▶ [REQUEST] Identify the lines that contain the string "гражданами" and copy all of them.

▶ [Collected data entries]
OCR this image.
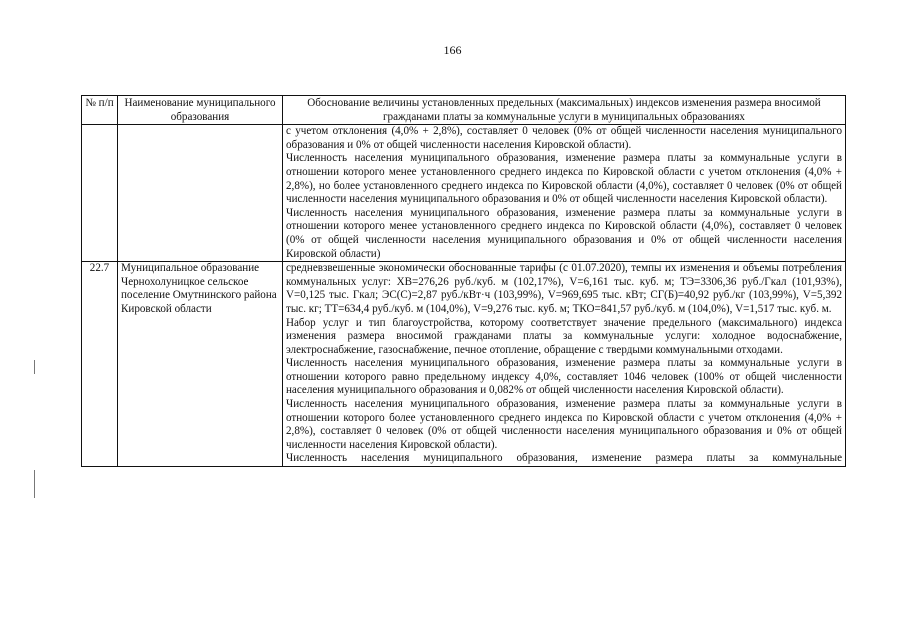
166
№ п/п	Наименование муниципального образования	Обоснование величины установленных предельных (максимальных) индексов изменения размера вносимой гражданами платы за коммунальные услуги в муниципальных образованиях

		с учетом отклонения (4,0% + 2,8%), составляет 0 человек (0% от общей численности населения муниципального образования и 0% от общей численности населения Кировской области).
Численность населения муниципального образования, изменение размера платы за коммунальные услуги в отношении которого менее установленного среднего индекса по Кировской области с учетом отклонения (4,0% + 2,8%), но более установленного среднего индекса по Кировской области (4,0%), составляет 0 человек (0% от общей численности населения муниципального образования и 0% от общей численности населения Кировской области).
Численность населения муниципального образования, изменение размера платы за коммунальные услуги в отношении которого менее установленного среднего индекса по Кировской области (4,0%), составляет 0 человек (0% от общей численности населения муниципального образования и 0% от общей численности населения Кировской области)

22.7	Муниципальное образование Чернохолуницкое сельское поселение Омутнинского района Кировской области	средневзвешенные экономически обоснованные тарифы (с 01.07.2020), темпы их изменения и объемы потребления коммунальных услуг: ХВ=276,26 руб./куб. м (102,17%), V=6,161 тыс. куб. м; ТЭ=3306,36 руб./Гкал (101,93%), V=0,125 тыс. Гкал; ЭС(С)=2,87 руб./кВт·ч (103,99%), V=969,695 тыс. кВт; СГ(Б)=40,92 руб./кг (103,99%), V=5,392 тыс. кг; ТТ=634,4 руб./куб. м (104,0%), V=9,276 тыс. куб. м; ТКО=841,57 руб./куб. м (104,0%), V=1,517 тыс. куб. м.
Набор услуг и тип благоустройства, которому соответствует значение предельного (максимального) индекса изменения размера вносимой гражданами платы за коммунальные услуги: холодное водоснабжение, электроснабжение, газоснабжение, печное отопление, обращение с твердыми коммунальными отходами.
Численность населения муниципального образования, изменение размера платы за коммунальные услуги в отношении которого равно предельному индексу 4,0%, составляет 1046 человек (100% от общей численности населения муниципального образования и 0,082% от общей численности населения Кировской области).
Численность населения муниципального образования, изменение размера платы за коммунальные услуги в отношении которого более установленного среднего индекса по Кировской области с учетом отклонения (4,0% + 2,8%), составляет 0 человек (0% от общей численности населения муниципального образования и 0% от общей численности населения Кировской области).
Численность населения муниципального образования, изменение размера платы за коммунальные
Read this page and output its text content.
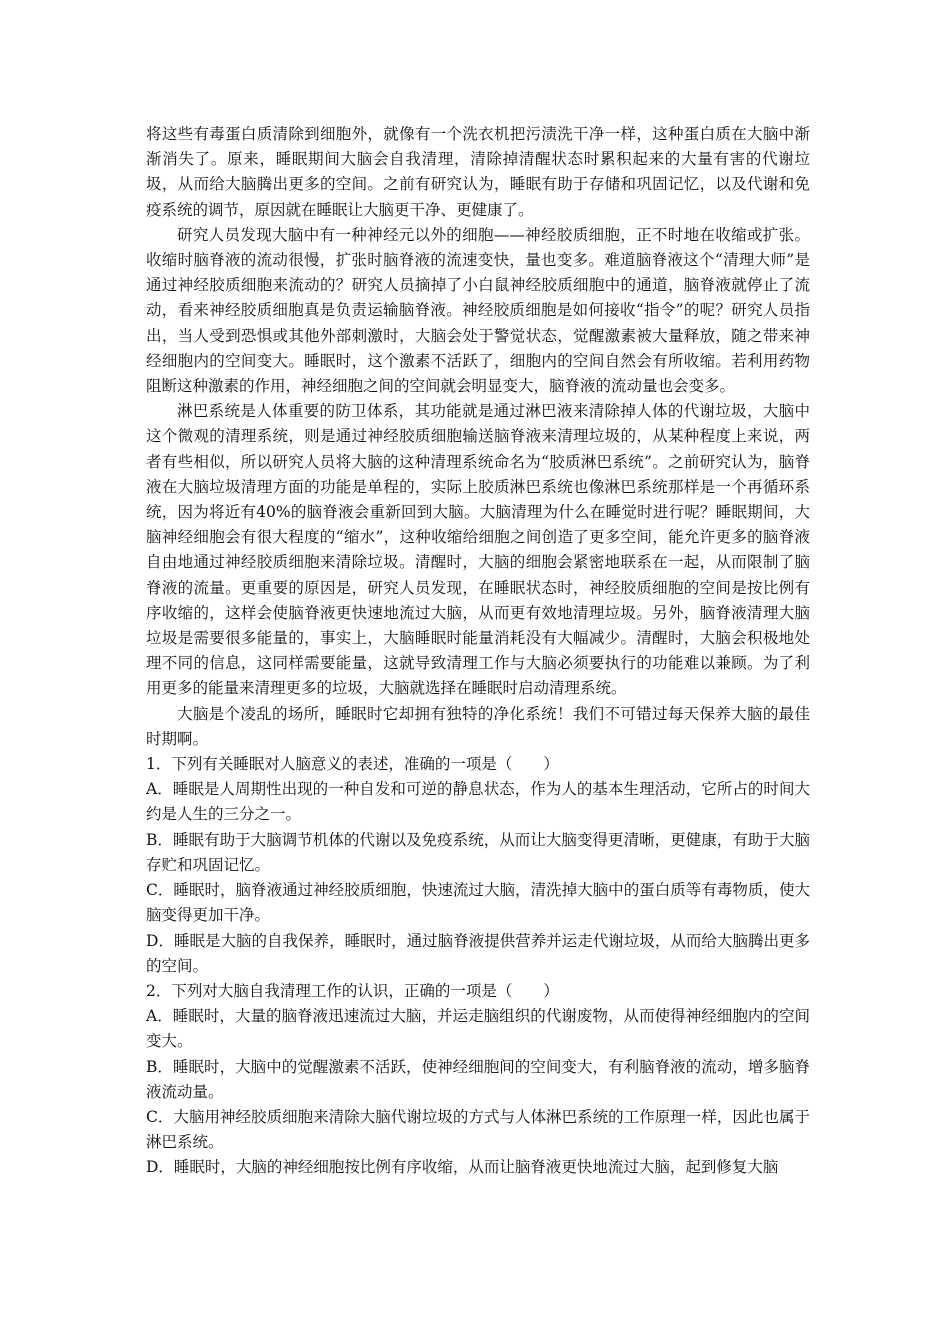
将这些有毒蛋白质清除到细胞外，就像有一个洗衣机把污渍洗干净一样，这种蛋白质在大脑中渐渐消失了。原来，睡眠期间大脑会自我清理，清除掉清醒状态时累积起来的大量有害的代谢垃圾，从而给大脑腾出更多的空间。之前有研究认为，睡眠有助于存储和巩固记忆，以及代谢和免疫系统的调节，原因就在睡眠让大脑更干净、更健康了。

研究人员发现大脑中有一种神经元以外的细胞——神经胶质细胞，正不时地在收缩或扩张。收缩时脑脊液的流动很慢，扩张时脑脊液的流速变快，量也变多。难道脑脊液这个“清理大师”是通过神经胶质细胞来流动的？研究人员摘掉了小白鼠神经胶质细胞中的通道，脑脊液就停止了流动，看来神经胶质细胞真是负责运输脑脊液。神经胶质细胞是如何接收“指令”的呢？研究人员指出，当人受到恐惧或其他外部刺激时，大脑会处于警觉状态，觉醒激素被大量释放，随之带来神经细胞内的空间变大。睡眠时，这个激素不活跃了，细胞内的空间自然会有所收缩。若利用药物阻断这种激素的作用，神经细胞之间的空间就会明显变大，脑脊液的流动量也会变多。

淋巴系统是人体重要的防卫体系，其功能就是通过淋巴液来清除掉人体的代谢垃圾，大脑中这个微观的清理系统，则是通过神经胶质细胞输送脑脊液来清理垃圾的，从某种程度上来说，两者有些相似，所以研究人员将大脑的这种清理系统命名为“胶质淋巴系统”。之前研究认为，脑脊液在大脑垃圾清理方面的功能是单程的，实际上胶质淋巴系统也像淋巴系统那样是一个再循环系统，因为将近有40%的脑脊液会重新回到大脑。大脑清理为什么在睡觉时进行呢？睡眠期间，大脑神经细胞会有很大程度的“缩水”，这种收缩给细胞之间创造了更多空间，能允许更多的脑脊液自由地通过神经胶质细胞来清除垃圾。清醒时，大脑的细胞会紧密地联系在一起，从而限制了脑脊液的流量。更重要的原因是，研究人员发现，在睡眠状态时，神经胶质细胞的空间是按比例有序收缩的，这样会使脑脊液更快速地流过大脑，从而更有效地清理垃圾。另外，脑脊液清理大脑垃圾是需要很多能量的，事实上，大脑睡眠时能量消耗没有大幅减少。清醒时，大脑会积极地处理不同的信息，这同样需要能量，这就导致清理工作与大脑必须要执行的功能难以兼顾。为了利用更多的能量来清理更多的垃圾，大脑就选择在睡眠时启动清理系统。

大脑是个凌乱的场所，睡眠时它却拥有独特的净化系统！我们不可错过每天保养大脑的最佳时期啊。

1．下列有关睡眠对人脑意义的表述，准确的一项是（　　）

A．睡眠是人周期性出现的一种自发和可逆的静息状态，作为人的基本生理活动，它所占的时间大约是人生的三分之一。

B．睡眠有助于大脑调节机体的代谢以及免疫系统，从而让大脑变得更清晰，更健康，有助于大脑存贮和巩固记忆。

C．睡眠时，脑脊液通过神经胶质细胞，快速流过大脑，清洗掉大脑中的蛋白质等有毒物质，使大脑变得更加干净。

D．睡眠是大脑的自我保养，睡眠时，通过脑脊液提供营养并运走代谢垃圾，从而给大脑腾出更多的空间。

2．下列对大脑自我清理工作的认识，正确的一项是（　　）

A．睡眠时，大量的脑脊液迅速流过大脑，并运走脑组织的代谢废物，从而使得神经细胞内的空间变大。

B．睡眠时，大脑中的觉醒激素不活跃，使神经细胞间的空间变大，有利脑脊液的流动，增多脑脊液流动量。

C．大脑用神经胶质细胞来清除大脑代谢垃圾的方式与人体淋巴系统的工作原理一样，因此也属于淋巴系统。

D．睡眠时，大脑的神经细胞按比例有序收缩，从而让脑脊液更快地流过大脑，起到修复大脑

▶ [THE COMPLETED TASK]
№ п/п	Наименование муниципального образования	Обоснование величины установленных предельных (максимальных) индексов изменения размера вносимой гражданами платы за коммунальные услуги в муниципальных образованиях
Набор услуг и тип благоустройства, которому соответствует значение предельного (максимального) индекса изменения размера вносимой гражданами платы за коммунальные услуги: холодное водоснабжение, электроснабжение, газоснабжение, печное отопление, обращение с твердыми коммунальными отходами.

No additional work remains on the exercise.